━━━━━ Exercise materials

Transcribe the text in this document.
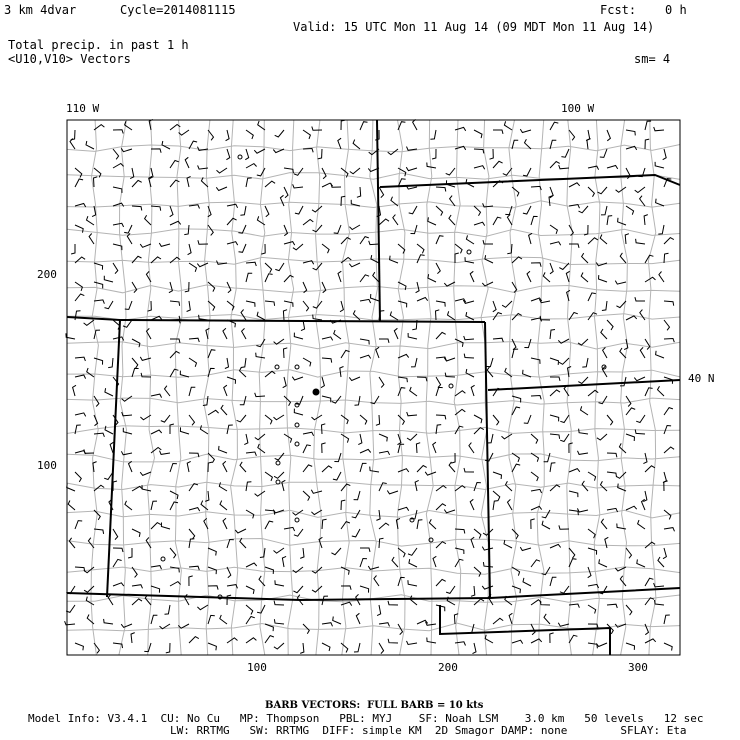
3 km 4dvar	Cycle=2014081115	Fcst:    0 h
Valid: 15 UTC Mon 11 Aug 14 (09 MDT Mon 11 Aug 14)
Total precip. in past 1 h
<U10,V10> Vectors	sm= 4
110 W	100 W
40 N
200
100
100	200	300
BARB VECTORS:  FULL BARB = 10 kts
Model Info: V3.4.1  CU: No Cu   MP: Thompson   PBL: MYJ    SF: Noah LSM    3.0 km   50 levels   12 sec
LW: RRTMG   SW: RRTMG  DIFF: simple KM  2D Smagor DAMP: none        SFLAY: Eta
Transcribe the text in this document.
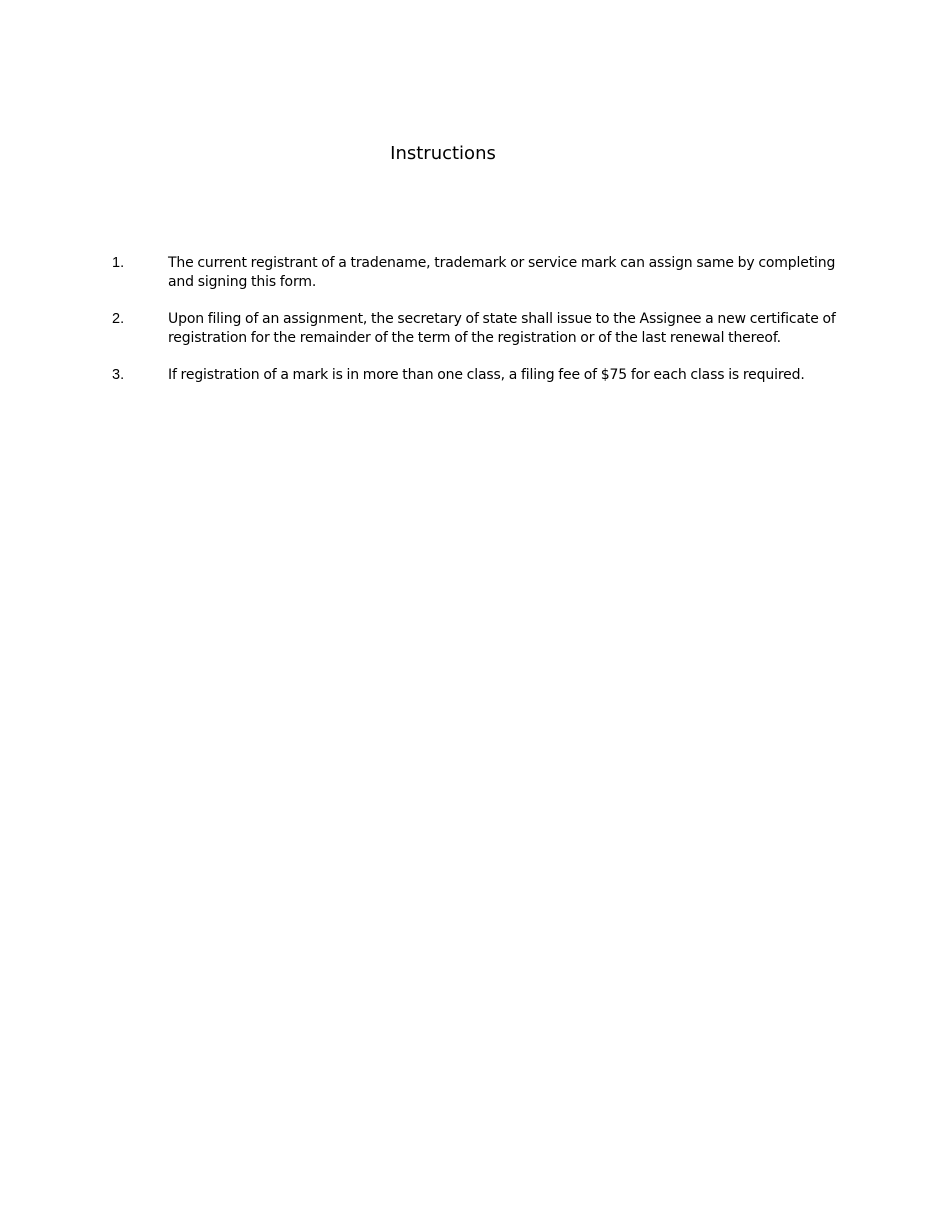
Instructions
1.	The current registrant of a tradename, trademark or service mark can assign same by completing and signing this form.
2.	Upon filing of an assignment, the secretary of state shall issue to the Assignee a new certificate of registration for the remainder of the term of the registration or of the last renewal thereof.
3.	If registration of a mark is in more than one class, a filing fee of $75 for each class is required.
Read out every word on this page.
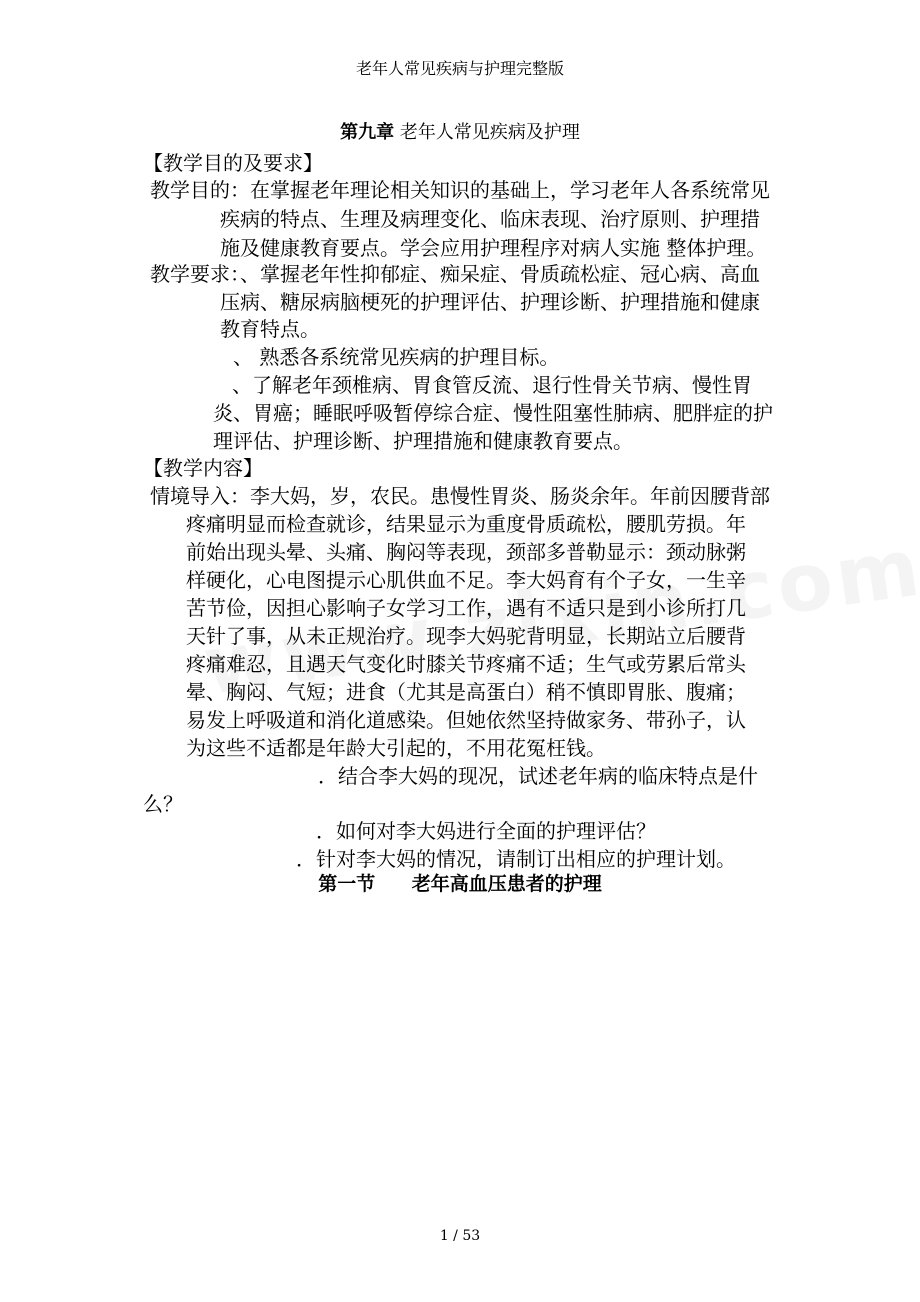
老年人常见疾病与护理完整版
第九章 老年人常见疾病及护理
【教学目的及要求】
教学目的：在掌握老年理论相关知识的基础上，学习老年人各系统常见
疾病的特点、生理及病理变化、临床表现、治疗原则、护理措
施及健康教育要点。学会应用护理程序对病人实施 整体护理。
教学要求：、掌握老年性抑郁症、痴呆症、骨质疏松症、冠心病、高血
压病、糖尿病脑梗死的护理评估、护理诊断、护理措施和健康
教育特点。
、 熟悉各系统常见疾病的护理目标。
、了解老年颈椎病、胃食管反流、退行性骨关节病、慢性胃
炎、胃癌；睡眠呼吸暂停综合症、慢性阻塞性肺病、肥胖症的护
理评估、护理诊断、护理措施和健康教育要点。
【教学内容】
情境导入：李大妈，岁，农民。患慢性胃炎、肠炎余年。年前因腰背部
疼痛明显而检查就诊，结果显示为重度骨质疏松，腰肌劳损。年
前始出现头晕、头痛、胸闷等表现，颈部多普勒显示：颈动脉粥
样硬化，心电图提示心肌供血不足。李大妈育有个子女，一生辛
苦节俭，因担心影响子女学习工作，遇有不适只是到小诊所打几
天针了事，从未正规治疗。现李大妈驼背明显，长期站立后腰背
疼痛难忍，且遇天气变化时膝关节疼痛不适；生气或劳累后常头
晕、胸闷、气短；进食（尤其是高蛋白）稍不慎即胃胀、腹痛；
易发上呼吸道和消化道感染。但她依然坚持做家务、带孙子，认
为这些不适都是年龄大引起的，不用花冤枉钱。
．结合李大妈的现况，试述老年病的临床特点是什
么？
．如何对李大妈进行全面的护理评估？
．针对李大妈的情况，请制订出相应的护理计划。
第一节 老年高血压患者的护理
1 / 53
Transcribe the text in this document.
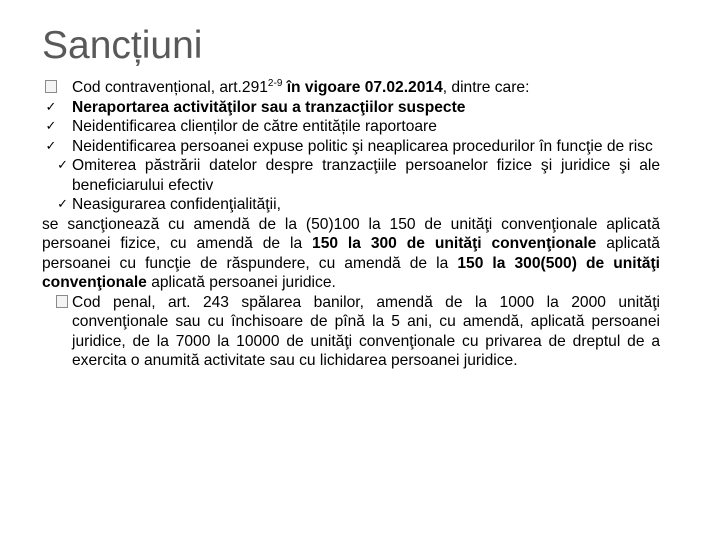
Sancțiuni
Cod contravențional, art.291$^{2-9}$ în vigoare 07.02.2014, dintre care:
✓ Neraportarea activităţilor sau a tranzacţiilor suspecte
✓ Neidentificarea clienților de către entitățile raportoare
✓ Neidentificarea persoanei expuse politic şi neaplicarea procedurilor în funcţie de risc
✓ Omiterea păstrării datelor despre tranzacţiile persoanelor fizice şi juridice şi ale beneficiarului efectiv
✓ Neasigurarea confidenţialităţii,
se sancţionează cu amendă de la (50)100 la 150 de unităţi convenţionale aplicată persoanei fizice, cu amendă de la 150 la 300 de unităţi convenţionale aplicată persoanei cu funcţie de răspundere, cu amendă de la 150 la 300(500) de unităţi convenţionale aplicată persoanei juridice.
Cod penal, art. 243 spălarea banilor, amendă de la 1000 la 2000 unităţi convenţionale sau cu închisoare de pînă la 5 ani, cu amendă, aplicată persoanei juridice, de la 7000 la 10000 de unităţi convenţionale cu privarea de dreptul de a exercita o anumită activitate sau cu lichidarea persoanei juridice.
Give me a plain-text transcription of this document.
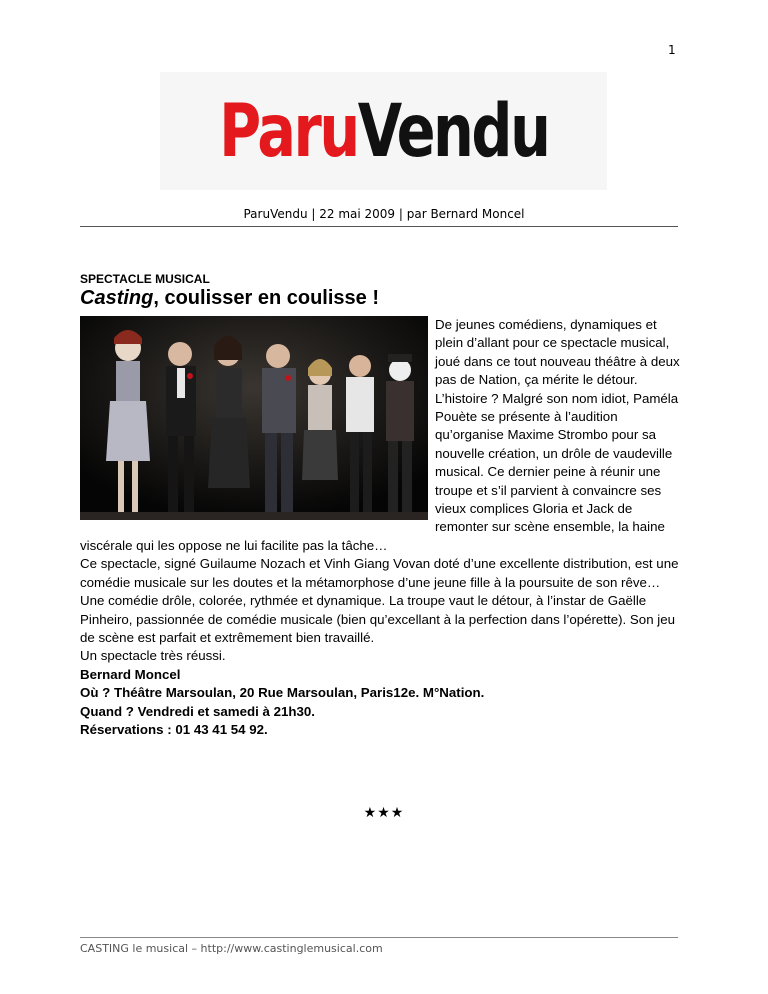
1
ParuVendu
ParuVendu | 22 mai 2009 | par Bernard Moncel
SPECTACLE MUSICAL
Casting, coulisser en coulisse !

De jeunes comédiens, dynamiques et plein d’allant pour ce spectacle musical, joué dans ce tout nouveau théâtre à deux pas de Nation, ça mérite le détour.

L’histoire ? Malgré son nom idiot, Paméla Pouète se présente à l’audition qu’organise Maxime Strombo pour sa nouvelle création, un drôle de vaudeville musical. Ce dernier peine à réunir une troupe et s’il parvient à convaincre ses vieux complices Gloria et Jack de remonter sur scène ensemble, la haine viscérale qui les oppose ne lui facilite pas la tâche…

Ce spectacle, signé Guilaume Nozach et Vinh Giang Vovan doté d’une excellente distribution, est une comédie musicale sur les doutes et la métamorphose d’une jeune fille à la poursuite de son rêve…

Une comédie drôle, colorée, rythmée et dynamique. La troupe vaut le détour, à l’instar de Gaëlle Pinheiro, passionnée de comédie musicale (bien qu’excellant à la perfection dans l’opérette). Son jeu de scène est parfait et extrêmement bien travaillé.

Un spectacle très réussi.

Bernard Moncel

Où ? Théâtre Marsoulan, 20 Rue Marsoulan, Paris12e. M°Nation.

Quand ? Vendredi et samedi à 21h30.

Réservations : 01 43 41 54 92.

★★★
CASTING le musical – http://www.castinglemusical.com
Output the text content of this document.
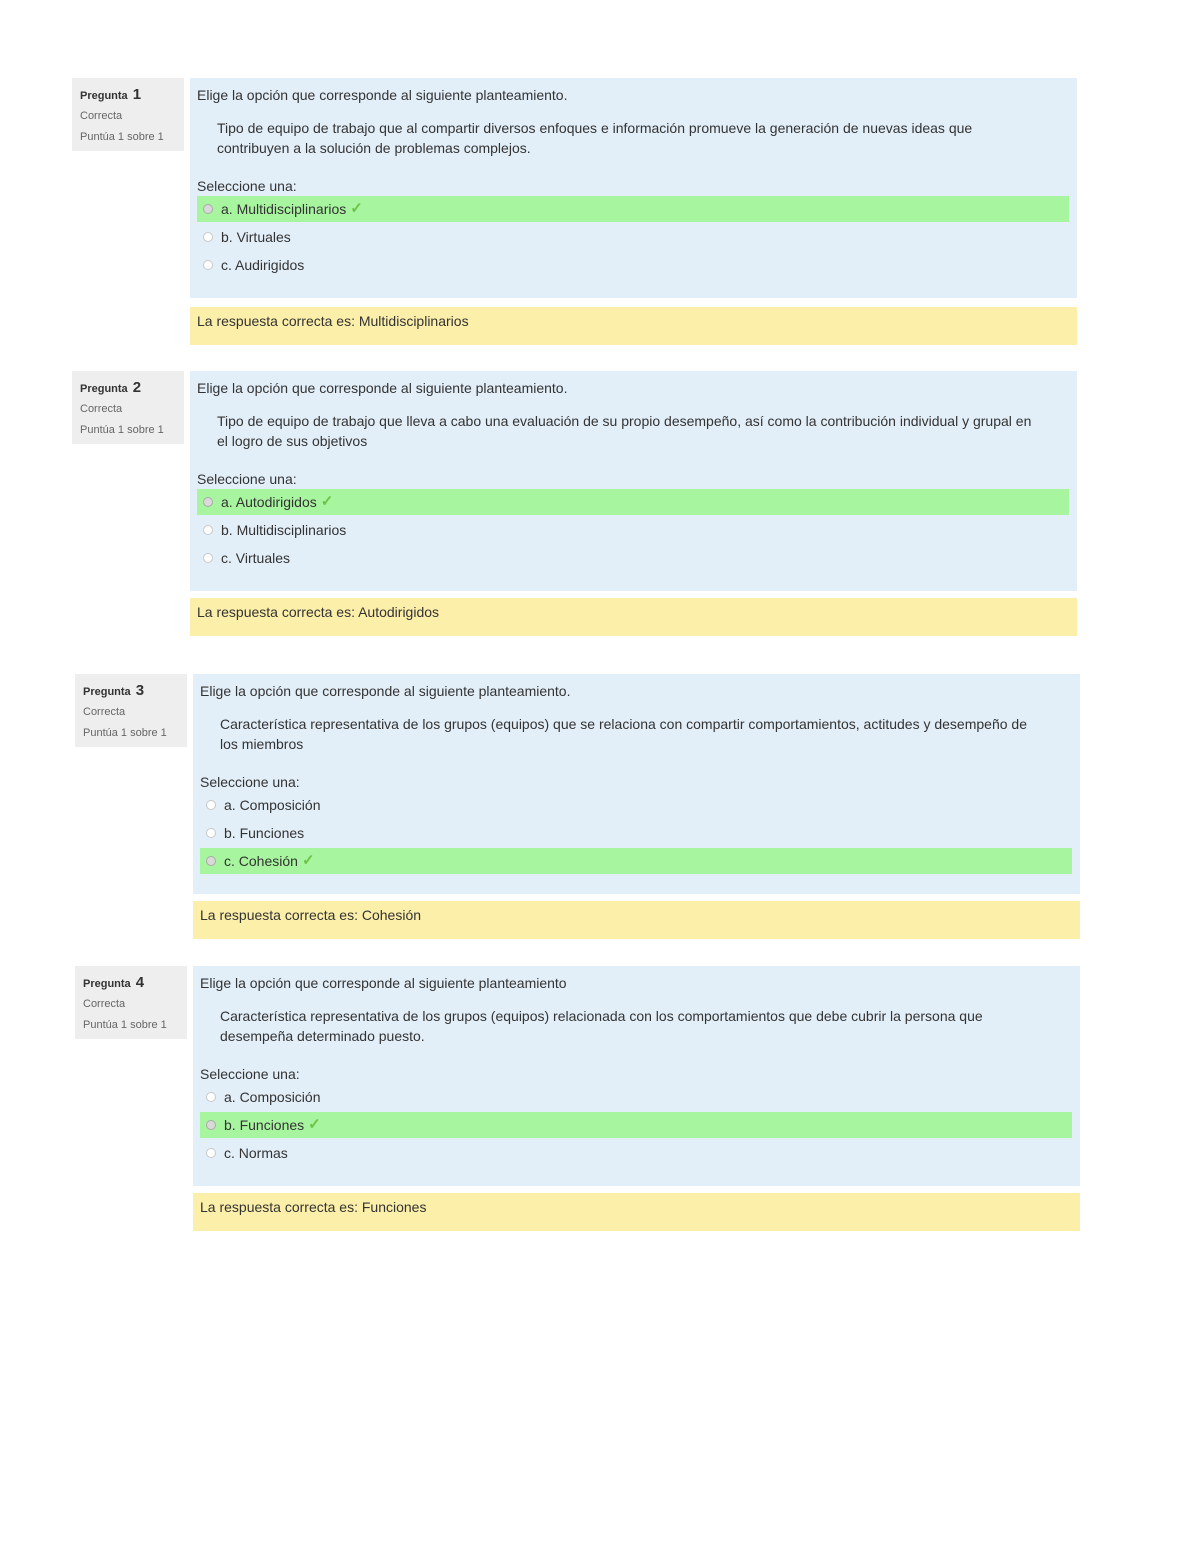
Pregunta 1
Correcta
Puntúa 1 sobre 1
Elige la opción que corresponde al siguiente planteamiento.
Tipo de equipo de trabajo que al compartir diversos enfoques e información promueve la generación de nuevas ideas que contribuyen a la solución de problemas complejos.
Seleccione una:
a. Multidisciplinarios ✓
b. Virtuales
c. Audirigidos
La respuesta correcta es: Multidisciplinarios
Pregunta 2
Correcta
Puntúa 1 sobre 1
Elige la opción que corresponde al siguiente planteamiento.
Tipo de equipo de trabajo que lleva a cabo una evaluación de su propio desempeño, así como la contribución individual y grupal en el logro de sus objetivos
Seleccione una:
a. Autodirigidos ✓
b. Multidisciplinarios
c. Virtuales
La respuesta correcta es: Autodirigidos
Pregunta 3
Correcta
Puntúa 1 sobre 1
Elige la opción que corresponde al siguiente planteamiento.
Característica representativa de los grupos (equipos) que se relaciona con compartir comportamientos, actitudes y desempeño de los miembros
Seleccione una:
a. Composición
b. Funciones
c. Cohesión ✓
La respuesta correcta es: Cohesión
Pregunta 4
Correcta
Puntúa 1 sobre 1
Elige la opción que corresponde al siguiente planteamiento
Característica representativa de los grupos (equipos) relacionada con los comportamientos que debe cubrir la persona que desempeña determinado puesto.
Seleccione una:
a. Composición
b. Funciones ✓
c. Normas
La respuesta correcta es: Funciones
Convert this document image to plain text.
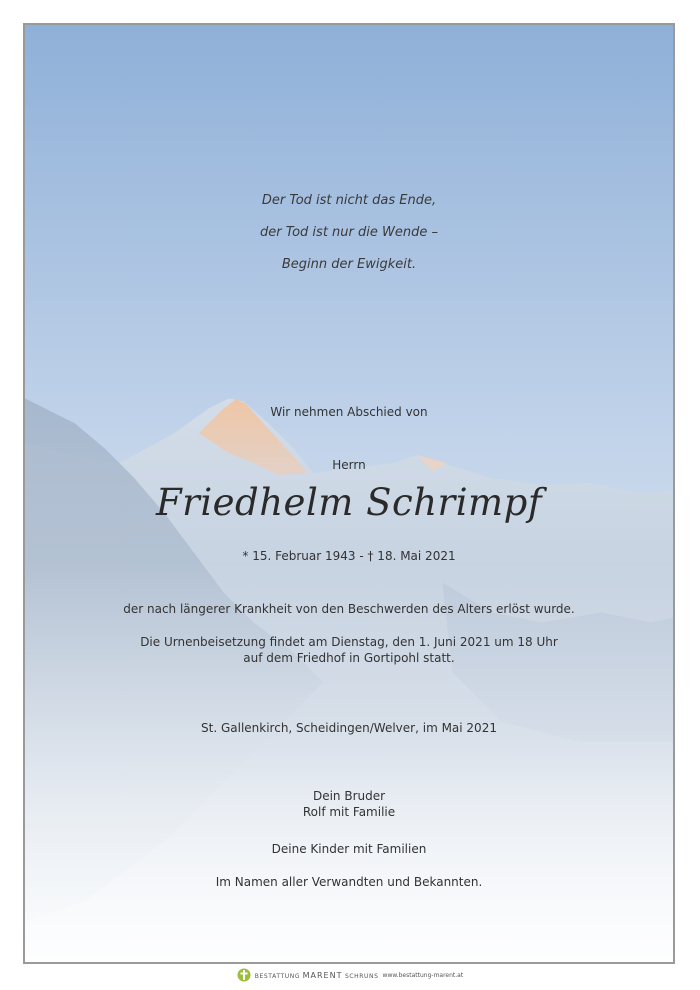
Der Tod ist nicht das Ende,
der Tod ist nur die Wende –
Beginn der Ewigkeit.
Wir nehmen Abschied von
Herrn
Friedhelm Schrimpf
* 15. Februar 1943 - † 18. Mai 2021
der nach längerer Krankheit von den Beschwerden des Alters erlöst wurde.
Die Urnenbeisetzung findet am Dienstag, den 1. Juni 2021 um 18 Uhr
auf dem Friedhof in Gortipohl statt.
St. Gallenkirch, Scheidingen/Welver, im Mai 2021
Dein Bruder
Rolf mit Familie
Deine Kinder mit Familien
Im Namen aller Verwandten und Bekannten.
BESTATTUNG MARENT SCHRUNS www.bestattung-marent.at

━━━━━━━━━━

— What to do —
Answer with one number: how many lines of the entries above include the word "juridice".

— Answer to the task —
3